→ **ENTRIES**

◇ ◇ ◇ ◇ ◇ ◇ ◇

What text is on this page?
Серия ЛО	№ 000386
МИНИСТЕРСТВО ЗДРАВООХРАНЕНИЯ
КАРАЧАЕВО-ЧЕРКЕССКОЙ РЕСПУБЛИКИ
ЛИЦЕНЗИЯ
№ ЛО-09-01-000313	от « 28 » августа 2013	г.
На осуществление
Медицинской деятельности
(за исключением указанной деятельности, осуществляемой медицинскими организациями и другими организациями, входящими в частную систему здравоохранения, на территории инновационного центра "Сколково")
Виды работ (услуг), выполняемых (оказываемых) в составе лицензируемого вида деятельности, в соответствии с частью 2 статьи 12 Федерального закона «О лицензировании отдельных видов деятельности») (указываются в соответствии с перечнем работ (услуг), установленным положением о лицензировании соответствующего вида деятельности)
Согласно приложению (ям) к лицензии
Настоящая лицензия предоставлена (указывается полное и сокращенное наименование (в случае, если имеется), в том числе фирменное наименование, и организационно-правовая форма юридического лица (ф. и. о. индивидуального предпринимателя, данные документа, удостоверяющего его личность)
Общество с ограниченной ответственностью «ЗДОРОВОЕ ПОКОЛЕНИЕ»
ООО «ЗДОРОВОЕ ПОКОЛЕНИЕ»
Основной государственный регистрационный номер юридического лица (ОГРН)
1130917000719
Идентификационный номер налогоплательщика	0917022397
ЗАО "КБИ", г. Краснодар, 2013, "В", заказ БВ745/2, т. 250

◇ ◇ ◇ ◇ ◇ ◇ ◇

→ **WORK TO BE COMPLETED**
Copy all of the material word for word.

→ **WORKED SOLUTION**
What text is on this page?
Серия ЛО	№ 000386
МИНИСТЕРСТВО ЗДРАВООХРАНЕНИЯ
КАРАЧАЕВО-ЧЕРКЕССКОЙ РЕСПУБЛИКИ
ЛИЦЕНЗИЯ
№ ЛО-09-01-000313	от « 28 » августа 2013	г.
На осуществление
Медицинской деятельности
(за исключением указанной деятельности, осуществляемой медицинскими организациями и другими организациями, входящими в частную систему здравоохранения, на территории инновационного центра "Сколково")
Виды работ (услуг), выполняемых (оказываемых) в составе лицензируемого вида деятельности, в соответствии с частью 2 статьи 12 Федерального закона «О лицензировании отдельных видов деятельности») (указываются в соответствии с перечнем работ (услуг), установленным положением о лицензировании соответствующего вида деятельности)
Согласно приложению (ям) к лицензии
Настоящая лицензия предоставлена (указывается полное и сокращенное наименование (в случае, если имеется), в том числе фирменное наименование, и организационно-правовая форма юридического лица (ф. и. о. индивидуального предпринимателя, данные документа, удостоверяющего его личность)
Общество с ограниченной ответственностью «ЗДОРОВОЕ ПОКОЛЕНИЕ»
ООО «ЗДОРОВОЕ ПОКОЛЕНИЕ»
Основной государственный регистрационный номер юридического лица (ОГРН)
1130917000719
Идентификационный номер налогоплательщика	0917022397
ЗАО "КБИ", г. Краснодар, 2013, "В", заказ БВ745/2, т. 250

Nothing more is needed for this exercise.